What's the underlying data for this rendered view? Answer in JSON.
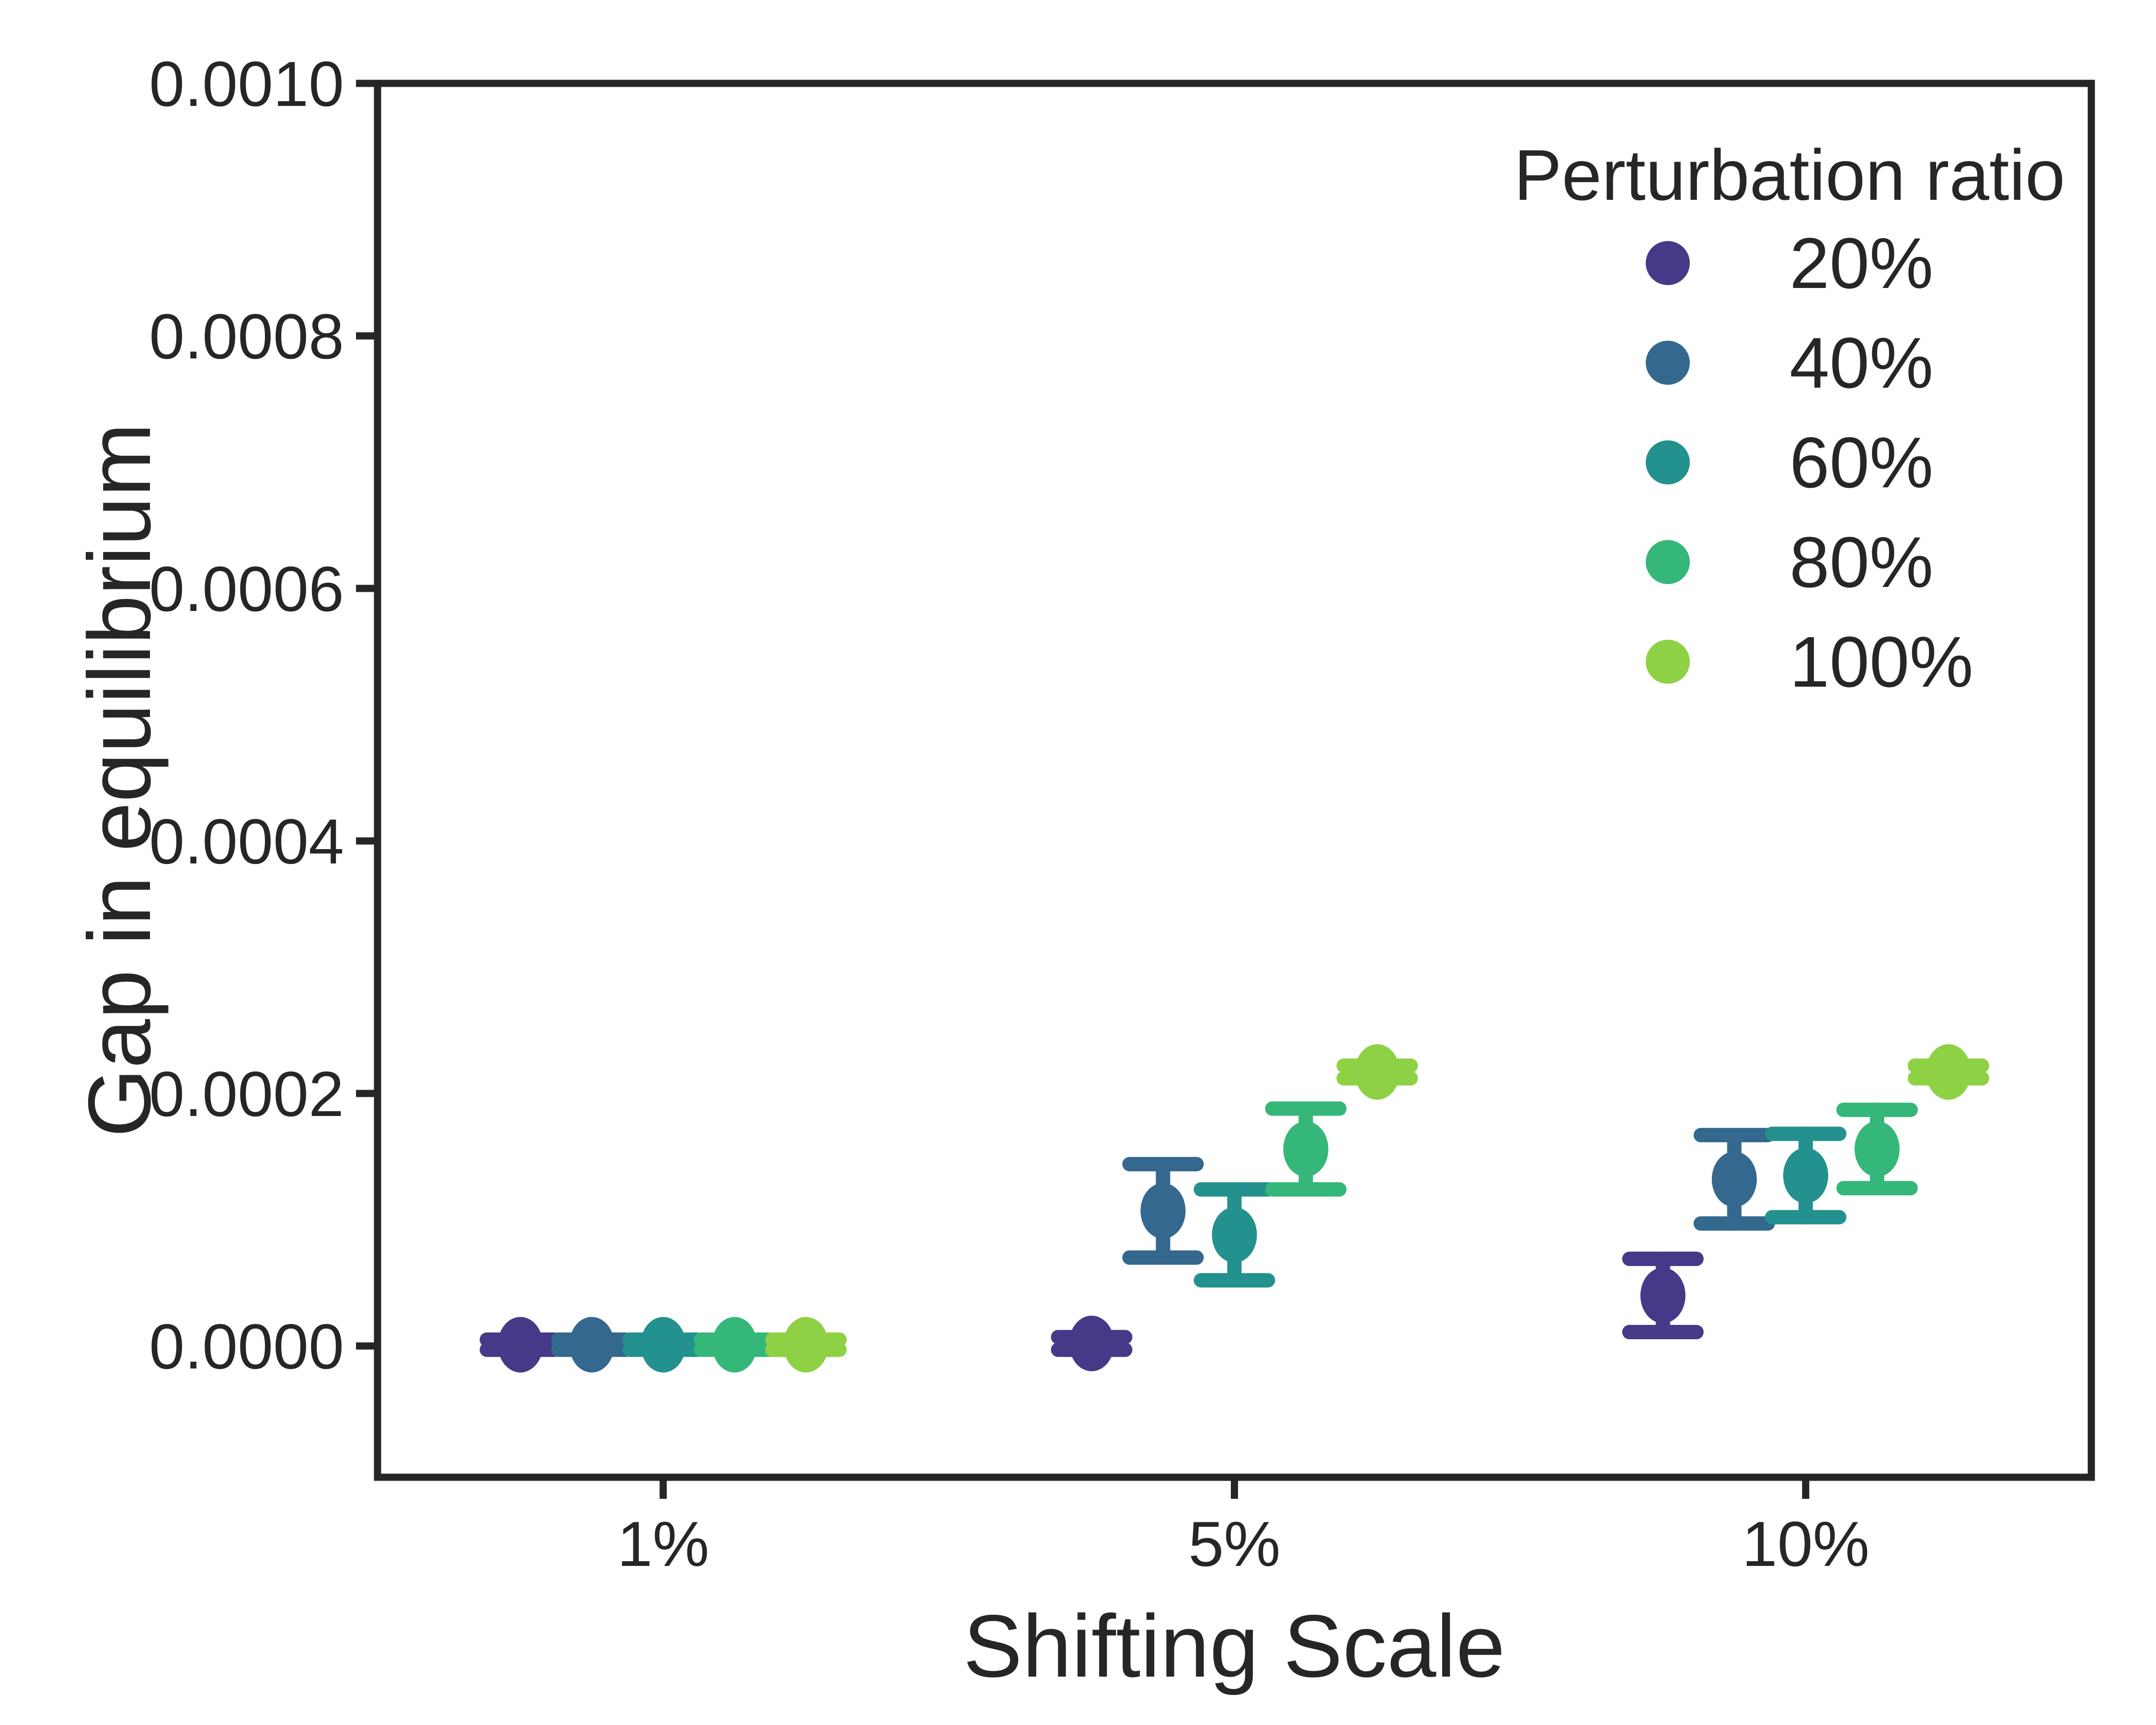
{
  "chart_data": {
    "type": "scatter",
    "title": "",
    "xlabel": "Shifting Scale",
    "ylabel": "Gap in equilibrium",
    "categories": [
      "1%",
      "5%",
      "10%"
    ],
    "legend": {
      "title": "Perturbation ratio",
      "position": "upper right",
      "entries": [
        "20%",
        "40%",
        "60%",
        "80%",
        "100%"
      ]
    },
    "ylim": [
      -0.000104,
      0.001
    ],
    "grid": false,
    "axis_color": "#262626",
    "y_ticks": [
      {
        "value": 0.001,
        "label": "0.0010"
      },
      {
        "value": 0.0008,
        "label": "0.0008"
      },
      {
        "value": 0.0006,
        "label": "0.0006"
      },
      {
        "value": 0.0004,
        "label": "0.0004"
      },
      {
        "value": 0.0002,
        "label": "0.0002"
      },
      {
        "value": 0.0,
        "label": "0.0000"
      }
    ],
    "series": [
      {
        "name": "20%",
        "color": "#453a87",
        "values": [
          1e-06,
          2e-06,
          4e-05
        ],
        "errors": [
          4e-06,
          5e-06,
          2.9e-05
        ]
      },
      {
        "name": "40%",
        "color": "#34688e",
        "values": [
          1e-06,
          0.000107,
          0.000132
        ],
        "errors": [
          4e-06,
          3.7e-05,
          3.5e-05
        ]
      },
      {
        "name": "60%",
        "color": "#23918d",
        "values": [
          1e-06,
          8.8e-05,
          0.000135
        ],
        "errors": [
          4e-06,
          3.6e-05,
          3.3e-05
        ]
      },
      {
        "name": "80%",
        "color": "#35b779",
        "values": [
          1e-06,
          0.000156,
          0.000156
        ],
        "errors": [
          4e-06,
          3.2e-05,
          3.1e-05
        ]
      },
      {
        "name": "100%",
        "color": "#8ed145",
        "values": [
          1e-06,
          0.000217,
          0.000217
        ],
        "errors": [
          4e-06,
          5e-06,
          5e-06
        ]
      }
    ]
  }
}
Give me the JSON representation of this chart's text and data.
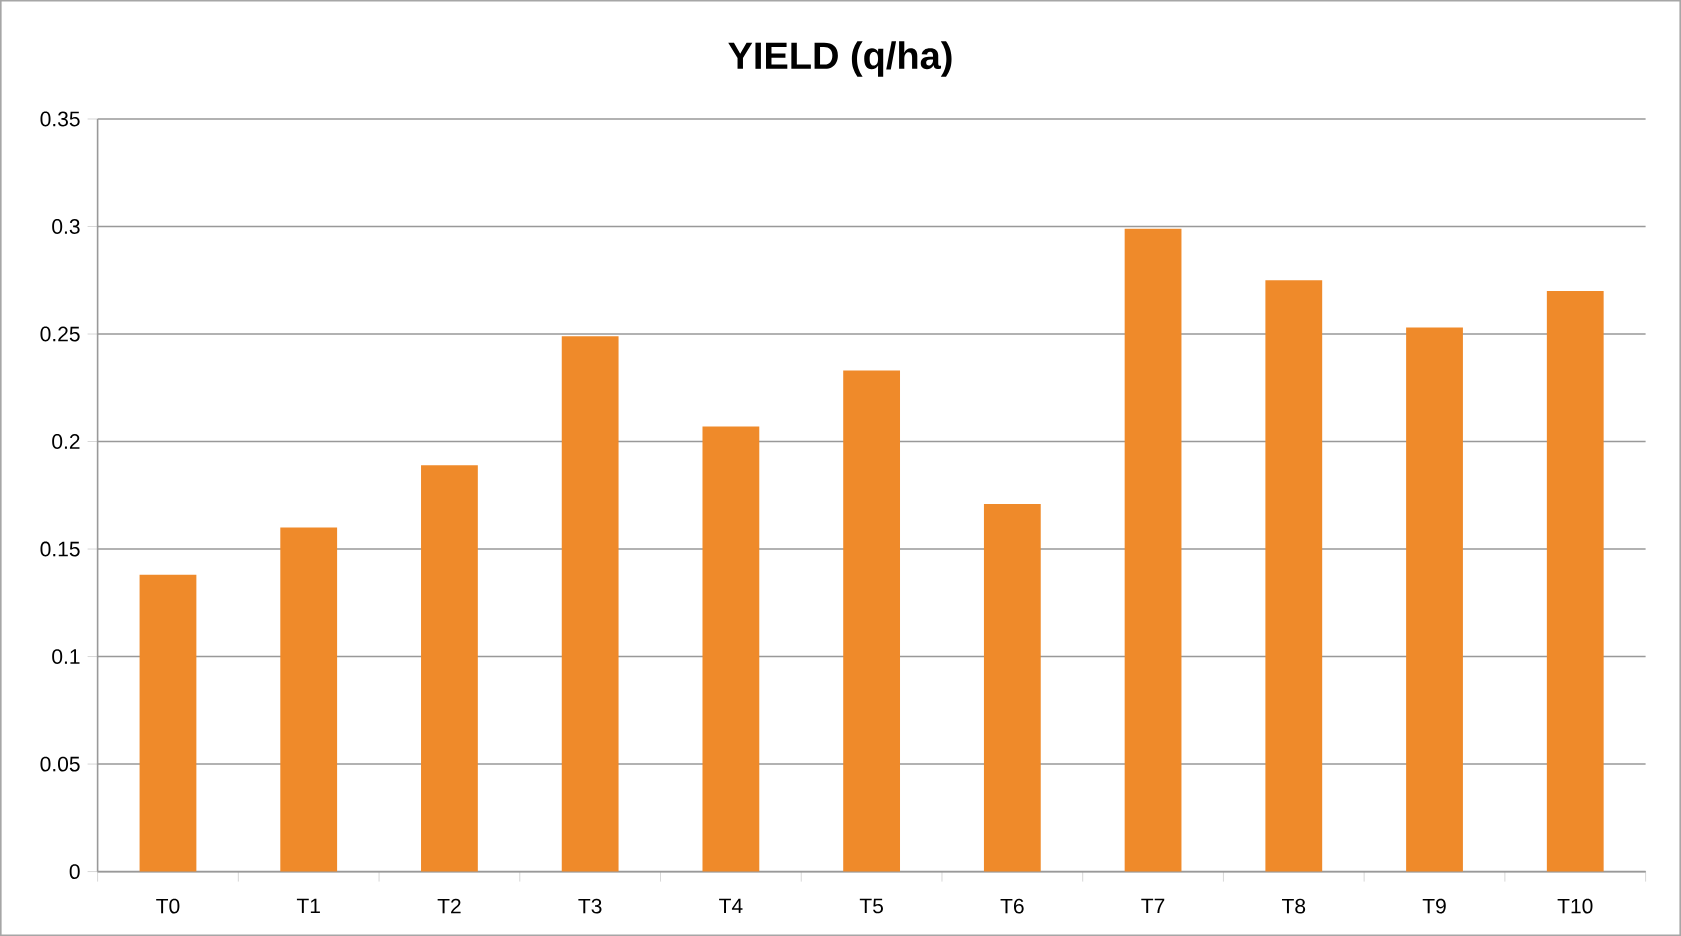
{
  "chart_data": {
    "type": "bar",
    "title": "YIELD (q/ha)",
    "categories": [
      "T0",
      "T1",
      "T2",
      "T3",
      "T4",
      "T5",
      "T6",
      "T7",
      "T8",
      "T9",
      "T10"
    ],
    "values": [
      0.138,
      0.16,
      0.189,
      0.249,
      0.207,
      0.233,
      0.171,
      0.299,
      0.275,
      0.253,
      0.27
    ],
    "color": "#ef8a2a",
    "ylim": [
      0,
      0.35
    ],
    "yticks": [
      0,
      0.05,
      0.1,
      0.15,
      0.2,
      0.25,
      0.3,
      0.35
    ],
    "grid": "y"
  }
}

::::

Nothing but the lines from the one holding "Give me the" through the last line of the entries should be written out, exactly and inclusively, minus the pictures.

Give me the JSON representation of this chart's text and data.
{
  "chart_data": {
    "type": "bar",
    "title": "YIELD (q/ha)",
    "categories": [
      "T0",
      "T1",
      "T2",
      "T3",
      "T4",
      "T5",
      "T6",
      "T7",
      "T8",
      "T9",
      "T10"
    ],
    "values": [
      0.138,
      0.16,
      0.189,
      0.249,
      0.207,
      0.233,
      0.171,
      0.299,
      0.275,
      0.253,
      0.27
    ],
    "color": "#ef8a2a",
    "ylim": [
      0,
      0.35
    ],
    "yticks": [
      0,
      0.05,
      0.1,
      0.15,
      0.2,
      0.25,
      0.3,
      0.35
    ],
    "grid": "y"
  }
}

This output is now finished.